Task requirements → Your task is to output all the records below, word for word.

********************

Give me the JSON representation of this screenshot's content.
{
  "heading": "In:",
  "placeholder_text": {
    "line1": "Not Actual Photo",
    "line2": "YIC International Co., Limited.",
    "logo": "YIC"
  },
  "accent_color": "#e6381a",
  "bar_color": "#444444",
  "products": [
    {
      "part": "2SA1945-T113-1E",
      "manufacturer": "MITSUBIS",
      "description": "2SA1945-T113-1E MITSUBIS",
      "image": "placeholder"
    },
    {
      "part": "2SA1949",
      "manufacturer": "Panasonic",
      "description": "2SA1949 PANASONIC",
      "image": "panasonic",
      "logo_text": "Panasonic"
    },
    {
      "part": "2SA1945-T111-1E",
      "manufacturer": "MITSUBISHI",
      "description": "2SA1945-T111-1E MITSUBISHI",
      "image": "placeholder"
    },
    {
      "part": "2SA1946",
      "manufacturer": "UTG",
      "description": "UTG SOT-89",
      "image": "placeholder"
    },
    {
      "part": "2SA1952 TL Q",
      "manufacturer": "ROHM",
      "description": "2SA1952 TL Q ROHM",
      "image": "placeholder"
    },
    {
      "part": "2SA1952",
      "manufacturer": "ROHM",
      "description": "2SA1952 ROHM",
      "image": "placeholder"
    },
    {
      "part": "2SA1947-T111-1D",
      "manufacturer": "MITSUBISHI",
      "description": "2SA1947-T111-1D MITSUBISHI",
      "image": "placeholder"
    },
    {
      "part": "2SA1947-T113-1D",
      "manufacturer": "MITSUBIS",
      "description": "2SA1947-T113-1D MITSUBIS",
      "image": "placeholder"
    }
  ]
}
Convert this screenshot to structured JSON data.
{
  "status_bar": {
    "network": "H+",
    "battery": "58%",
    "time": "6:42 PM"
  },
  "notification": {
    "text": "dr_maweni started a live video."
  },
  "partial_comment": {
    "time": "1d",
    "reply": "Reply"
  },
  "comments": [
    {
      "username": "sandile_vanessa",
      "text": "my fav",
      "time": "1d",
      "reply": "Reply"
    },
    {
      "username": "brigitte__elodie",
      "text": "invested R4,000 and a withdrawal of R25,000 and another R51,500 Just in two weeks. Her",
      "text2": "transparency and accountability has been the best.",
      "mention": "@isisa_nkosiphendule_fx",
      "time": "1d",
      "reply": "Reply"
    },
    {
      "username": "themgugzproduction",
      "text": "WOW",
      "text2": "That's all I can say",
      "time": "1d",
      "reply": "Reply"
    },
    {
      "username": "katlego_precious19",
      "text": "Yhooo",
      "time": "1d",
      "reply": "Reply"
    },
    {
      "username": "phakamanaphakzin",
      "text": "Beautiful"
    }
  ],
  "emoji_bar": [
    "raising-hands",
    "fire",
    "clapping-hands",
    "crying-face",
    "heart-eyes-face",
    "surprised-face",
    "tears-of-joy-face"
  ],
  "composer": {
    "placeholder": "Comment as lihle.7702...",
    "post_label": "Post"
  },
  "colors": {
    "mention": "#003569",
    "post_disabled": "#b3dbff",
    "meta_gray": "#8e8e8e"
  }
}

********************

Solution to the problem →
Give me the JSON representation of this screenshot's content.
{
  "heading": "In:",
  "placeholder_text": {
    "line1": "Not Actual Photo",
    "line2": "YIC International Co., Limited.",
    "logo": "YIC"
  },
  "accent_color": "#e6381a",
  "bar_color": "#444444",
  "products": [
    {
      "part": "2SA1945-T113-1E",
      "manufacturer": "MITSUBIS",
      "description": "2SA1945-T113-1E MITSUBIS",
      "image": "placeholder"
    },
    {
      "part": "2SA1949",
      "manufacturer": "Panasonic",
      "description": "2SA1949 PANASONIC",
      "image": "panasonic",
      "logo_text": "Panasonic"
    },
    {
      "part": "2SA1945-T111-1E",
      "manufacturer": "MITSUBISHI",
      "description": "2SA1945-T111-1E MITSUBISHI",
      "image": "placeholder"
    },
    {
      "part": "2SA1946",
      "manufacturer": "UTG",
      "description": "UTG SOT-89",
      "image": "placeholder"
    },
    {
      "part": "2SA1952 TL Q",
      "manufacturer": "ROHM",
      "description": "2SA1952 TL Q ROHM",
      "image": "placeholder"
    },
    {
      "part": "2SA1952",
      "manufacturer": "ROHM",
      "description": "2SA1952 ROHM",
      "image": "placeholder"
    },
    {
      "part": "2SA1947-T111-1D",
      "manufacturer": "MITSUBISHI",
      "description": "2SA1947-T111-1D MITSUBISHI",
      "image": "placeholder"
    },
    {
      "part": "2SA1947-T113-1D",
      "manufacturer": "MITSUBIS",
      "description": "2SA1947-T113-1D MITSUBIS",
      "image": "placeholder"
    }
  ]
}
Convert this screenshot to structured JSON data.
{
  "status_bar": {
    "network": "H+",
    "battery": "58%",
    "time": "6:42 PM"
  },
  "notification": {
    "text": "dr_maweni started a live video."
  },
  "partial_comment": {
    "time": "1d",
    "reply": "Reply"
  },
  "comments": [
    {
      "username": "sandile_vanessa",
      "text": "my fav",
      "time": "1d",
      "reply": "Reply"
    },
    {
      "username": "brigitte__elodie",
      "text": "invested R4,000 and a withdrawal of R25,000 and another R51,500 Just in two weeks. Her",
      "text2": "transparency and accountability has been the best.",
      "mention": "@isisa_nkosiphendule_fx",
      "time": "1d",
      "reply": "Reply"
    },
    {
      "username": "themgugzproduction",
      "text": "WOW",
      "text2": "That's all I can say",
      "time": "1d",
      "reply": "Reply"
    },
    {
      "username": "katlego_precious19",
      "text": "Yhooo",
      "time": "1d",
      "reply": "Reply"
    },
    {
      "username": "phakamanaphakzin",
      "text": "Beautiful"
    }
  ],
  "emoji_bar": [
    "raising-hands",
    "fire",
    "clapping-hands",
    "crying-face",
    "heart-eyes-face",
    "surprised-face",
    "tears-of-joy-face"
  ],
  "composer": {
    "placeholder": "Comment as lihle.7702...",
    "post_label": "Post"
  },
  "colors": {
    "mention": "#003569",
    "post_disabled": "#b3dbff",
    "meta_gray": "#8e8e8e"
  }
}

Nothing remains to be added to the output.